DATASET CONTENT:
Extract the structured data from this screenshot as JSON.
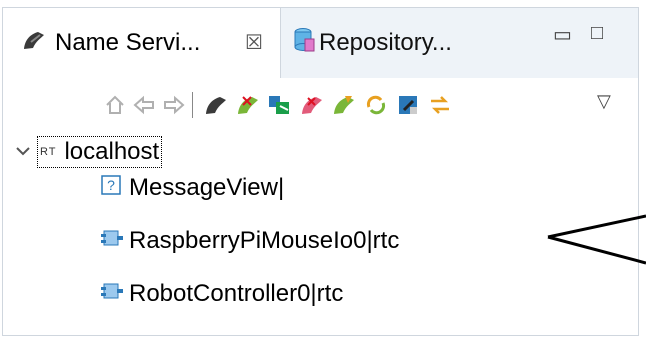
{
  "tabs": [
    {
      "label": "Name Servi...",
      "icon": "name-service-icon",
      "active": true,
      "close_glyph": "☒"
    },
    {
      "label": "Repository...",
      "icon": "repository-icon",
      "active": false
    }
  ],
  "window_controls": {
    "minimize": "▭",
    "maximize": "□"
  },
  "toolbar": {
    "buttons": [
      "home-icon",
      "back-icon",
      "forward-icon",
      "name-server-icon",
      "add-name-server-icon",
      "add-manager-icon",
      "add-component-icon",
      "delete-icon",
      "refresh-icon",
      "edit-icon",
      "connect-icon"
    ],
    "menu_glyph": "▽"
  },
  "tree": {
    "root": {
      "label": "localhost",
      "prefix": "RT",
      "expanded": true
    },
    "children": [
      {
        "label": "MessageView|",
        "icon": "unknown-icon"
      },
      {
        "label": "RaspberryPiMouseIo0|rtc",
        "icon": "rtc-component-icon"
      },
      {
        "label": "RobotController0|rtc",
        "icon": "rtc-component-icon"
      }
    ]
  },
  "colors": {
    "tab_bar": "#eef3f8",
    "border": "#cfd6de",
    "selection_border": "#000000"
  }
}
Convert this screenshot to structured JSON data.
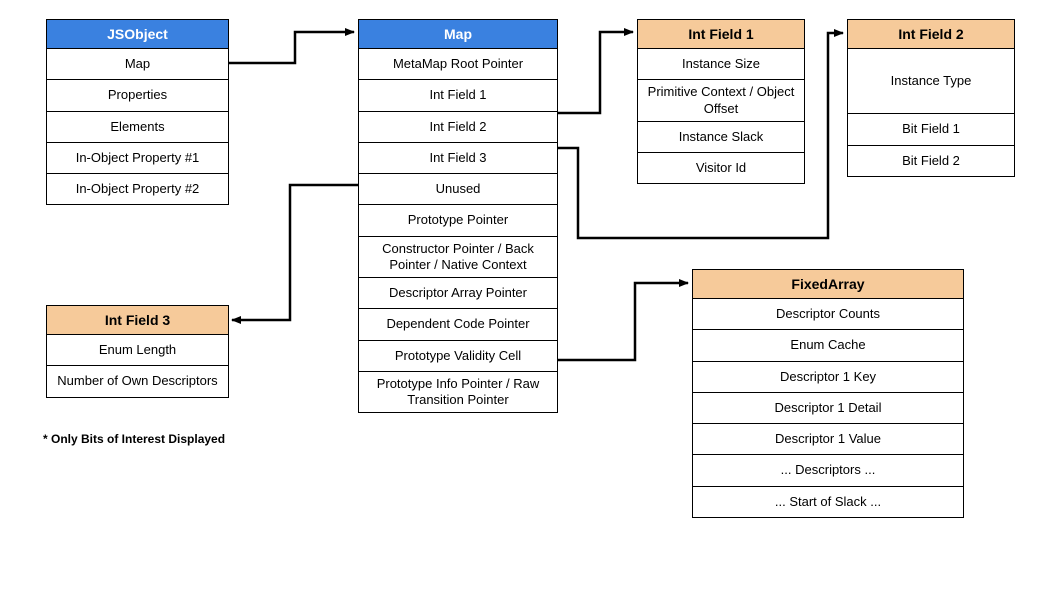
{
  "jsobject": {
    "title": "JSObject",
    "rows": [
      "Map",
      "Properties",
      "Elements",
      "In-Object Property #1",
      "In-Object Property #2"
    ]
  },
  "map": {
    "title": "Map",
    "rows": [
      "MetaMap Root Pointer",
      "Int Field 1",
      "Int Field 2",
      "Int Field 3",
      "Unused",
      "Prototype Pointer",
      "Constructor Pointer / Back Pointer / Native Context",
      "Descriptor Array Pointer",
      "Dependent Code Pointer",
      "Prototype Validity Cell",
      "Prototype Info Pointer / Raw Transition Pointer"
    ]
  },
  "intfield1": {
    "title": "Int Field 1",
    "rows": [
      "Instance Size",
      "Primitive Context / Object Offset",
      "Instance Slack",
      "Visitor Id"
    ]
  },
  "intfield2": {
    "title": "Int Field 2",
    "rows": [
      "Instance Type",
      "Bit Field 1",
      "Bit Field 2"
    ]
  },
  "intfield3": {
    "title": "Int Field 3",
    "rows": [
      "Enum Length",
      "Number of Own Descriptors"
    ]
  },
  "fixedarray": {
    "title": "FixedArray",
    "rows": [
      "Descriptor Counts",
      "Enum Cache",
      "Descriptor 1 Key",
      "Descriptor 1 Detail",
      "Descriptor 1 Value",
      "... Descriptors ...",
      "... Start of Slack ..."
    ]
  },
  "footnote": "* Only Bits of Interest Displayed"
}
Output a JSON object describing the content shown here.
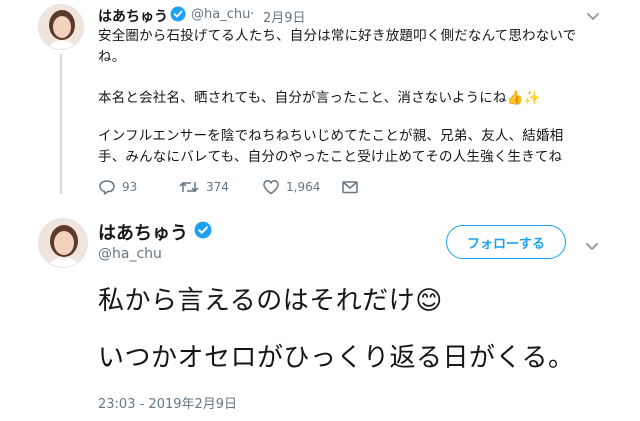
{
  "tweet1": {
    "display_name": "はあちゅう",
    "handle": "@ha_chu",
    "separator": "·",
    "date": "2月9日",
    "lines": [
      "安全圏から石投げてる人たち、自分は常に好き放題叩く側だなんて思わないで",
      "ね。",
      "本名と会社名、晒されても、自分が言ったこと、消さないようにね👍✨",
      "インフルエンサーを陰でねちねちいじめてたことが親、兄弟、友人、結婚相",
      "手、みんなにバレても、自分のやったこと受け止めてその人生強く生きてね"
    ],
    "reply_count": "93",
    "retweet_count": "374",
    "like_count": "1,964"
  },
  "tweet2": {
    "display_name": "はあちゅう",
    "handle": "@ha_chu",
    "follow_label": "フォローする",
    "big_lines": [
      "私から言えるのはそれだけ😊",
      "いつかオセロがひっくり返る日がくる。"
    ],
    "timestamp": "23:03 - 2019年2月9日"
  },
  "colors": {
    "accent": "#1da1f2",
    "muted": "#657786",
    "text": "#14171a"
  }
}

AIM: Return each line that includes "Context".

CORRECT RESPONSE:
      "Constructor Pointer / Back Pointer / Native Context",
      "Primitive Context / Object Offset",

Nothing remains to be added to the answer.